▸ **PROBLEM REQUIREMENTS**
Work out how many lines in the entries contain the string "moments", and give nothing but that number.

☆ ☆ ☆ ☆

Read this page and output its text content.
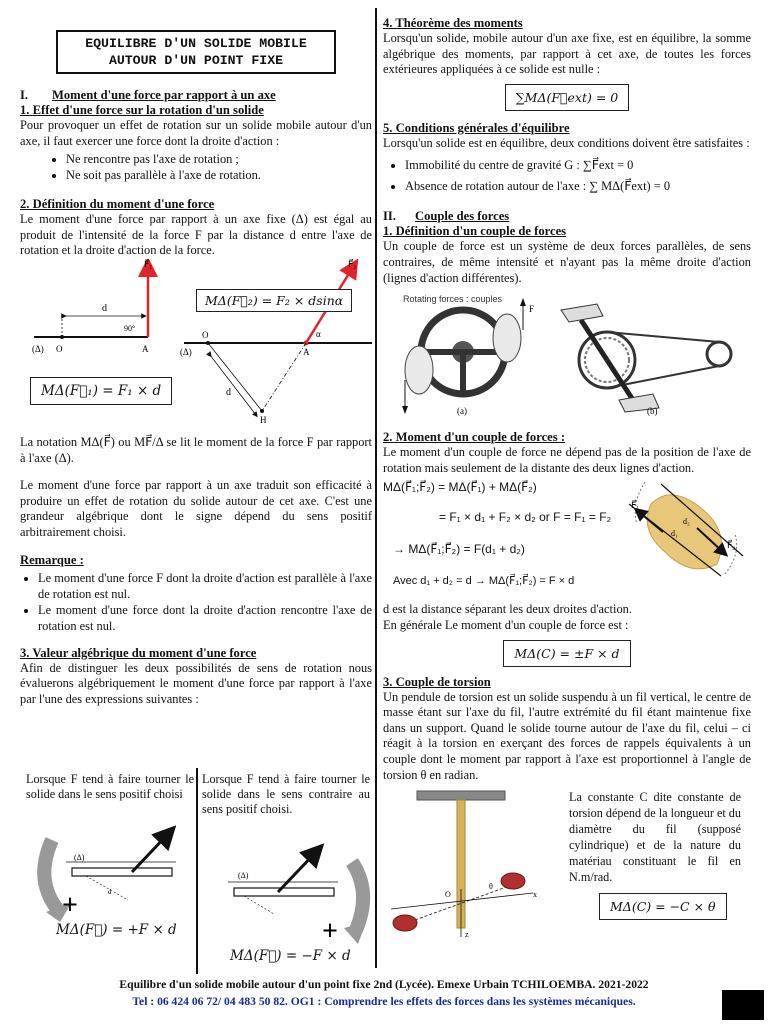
EQUILIBRE D'UN SOLIDE MOBILE
AUTOUR D'UN POINT FIXE

I. Moment d'une force par rapport à un axe

1. Effet d'une force sur la rotation d'un solide

Pour provoquer un effet de rotation sur un solide mobile autour d'un axe, il faut exercer une force dont la droite d'action :

• Ne rencontre pas l'axe de rotation ;
• Ne soit pas parallèle à l'axe de rotation.

2. Définition du moment d'une force

Le moment d'une force par rapport à un axe fixe (Δ) est égal au produit de l'intensité de la force F par la distance d entre l'axe de rotation et la droite d'action de la force.

(Δ) O
d
F⃗₁
90°
A	(Δ)
O
A
F⃗₂
α
d
H
MΔ(F⃗₂) = F₂ × dsinα
MΔ(F⃗₁) = F₁ × d

La notation MΔ(F⃗) ou MF⃗/Δ se lit le moment de la force F par rapport à l'axe (Δ).

Le moment d'une force par rapport à un axe traduit son efficacité à produire un effet de rotation du solide autour de cet axe. C'est une grandeur algébrique dont le signe dépend du sens positif arbitrairement choisi.

Remarque :

• Le moment d'une force F dont la droite d'action est parallèle à l'axe de rotation est nul.
• Le moment d'une force dont la droite d'action rencontre l'axe de rotation est nul.

3. Valeur algébrique du moment d'une force

Afin de distinguer les deux possibilités de sens de rotation nous évaluerons algébriquement le moment d'une force par rapport à l'axe par l'une des expressions suivantes :

Lorsque F tend à faire tourner le solide dans le sens positif choisi
Lorsque F tend à faire tourner le solide dans le sens contraire au sens positif choisi.
(Δ)
d
+
(Δ)
+
MΔ(F⃗) = +F × d
MΔ(F⃗) = −F × d

4. Théorème des moments

Lorsqu'un solide, mobile autour d'un axe fixe, est en équilibre, la somme algébrique des moments, par rapport à cet axe, de toutes les forces extérieures appliquées à ce solide est nulle :

∑MΔ(F⃗ext) = 0

5. Conditions générales d'équilibre

Lorsqu'un solide est en équilibre, deux conditions doivent être satisfaites :

• Immobilité du centre de gravité G : ∑F⃗ext = 0
• Absence de rotation autour de l'axe : ∑ MΔ(F⃗ext) = 0

II. Couple des forces

1. Définition d'un couple de forces

Un couple de force est un système de deux forces parallèles, de sens contraires, de même intensité et n'ayant pas la même droite d'action (lignes d'action différentes).

Rotating forces : couples
F
(a)	(b)

2. Moment d'un couple de forces :

Le moment d'un couple de force ne dépend pas de la position de l'axe de rotation mais seulement de la distante des deux lignes d'action.

MΔ(F⃗₁;F⃗₂) = MΔ(F⃗₁) + MΔ(F⃗₂)
= F₁ × d₁ + F₂ × d₂ or F = F₁ = F₂
→ MΔ(F⃗₁;F⃗₂) = F(d₁ + d₂)
Avec d₁ + d₂ = d → MΔ(F⃗₁;F⃗₂) = F × d
F⃗₁
F⃗₂
d₁
d₂

d est la distance séparant les deux droites d'action.

En générale Le moment d'un couple de force est :

MΔ(C) = ±F × d

3. Couple de torsion

Un pendule de torsion est un solide suspendu à un fil vertical, le centre de masse étant sur l'axe du fil, l'autre extrémité du fil étant maintenue fixe dans un support. Quand le solide tourne autour de l'axe du fil, celui – ci réagit à la torsion en exerçant des forces de rappels équivalents à un couple dont le moment par rapport à l'axe est proportionnel à l'angle de torsion θ en radian.

x
z
O
θ
La constante C dite constante de torsion dépend de la longueur et du diamètre du fil (supposé cylindrique) et de la nature du matériau constituant le fil en N.m/rad.
MΔ(C) = −C × θ
Equilibre d'un solide mobile autour d'un point fixe 2nd (Lycée). Emexe Urbain TCHILOEMBA. 2021-2022
Tel : 06 424 06 72/ 04 483 50 82. OG1 : Comprendre les effets des forces dans les systèmes mécaniques.
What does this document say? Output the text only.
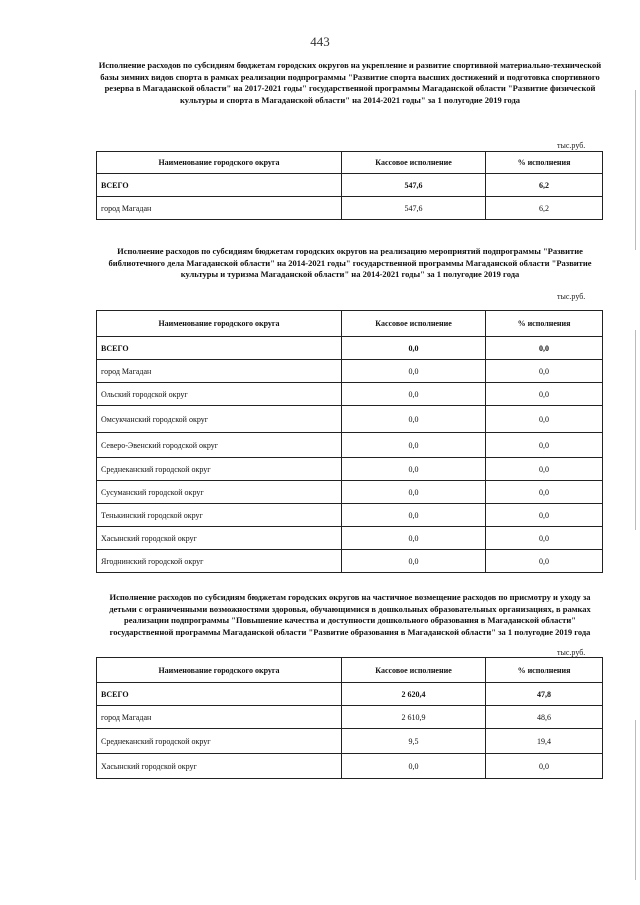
443

Исполнение расходов по субсидиям бюджетам городских округов на укрепление и развитие спортивной материально-технической базы зимних видов спорта в рамках реализации подпрограммы "Развитие спорта высших достижений и подготовка спортивного резерва в Магаданской области" на 2017-2021 годы" государственной программы Магаданской области "Развитие физической культуры и спорта в Магаданской области" на 2014-2021 годы" за 1 полугодие 2019 года

тыс.руб.
Наименование городского округа	Кассовое исполнение	% исполнения
ВСЕГО	547,6	6,2
город Магадан	547,6	6,2

Исполнение расходов по субсидиям бюджетам городских округов на реализацию мероприятий подпрограммы "Развитие библиотечного дела Магаданской области" на 2014-2021 годы" государственной программы Магаданской области "Развитие культуры и туризма Магаданской области" на 2014-2021 годы" за 1 полугодие 2019 года

тыс.руб.
Наименование городского округа	Кассовое исполнение	% исполнения
ВСЕГО	0,0	0,0
город Магадан	0,0	0,0
Ольский городской округ	0,0	0,0
Омсукчанский городской округ	0,0	0,0
Северо-Эвенский городской округ	0,0	0,0
Среднеканский городской округ	0,0	0,0
Сусуманский городской округ	0,0	0,0
Тенькинский городской округ	0,0	0,0
Хасынский городской округ	0,0	0,0
Ягоднинский городской округ	0,0	0,0

Исполнение расходов по субсидиям бюджетам городских округов на частичное возмещение расходов по присмотру и уходу за детьми с ограниченными возможностями здоровья, обучающимися в дошкольных образовательных организациях, в рамках реализации подпрограммы "Повышение качества и доступности дошкольного образования в Магаданской области" государственной программы Магаданской области "Развитие образования в Магаданской области" за 1 полугодие 2019 года

тыс.руб.
Наименование городского округа	Кассовое исполнение	% исполнения
ВСЕГО	2 620,4	47,8
город Магадан	2 610,9	48,6
Среднеканский городской округ	9,5	19,4
Хасынский городской округ	0,0	0,0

☆ ☆ ☆ ☆

▸ **THE SOLUTION**
2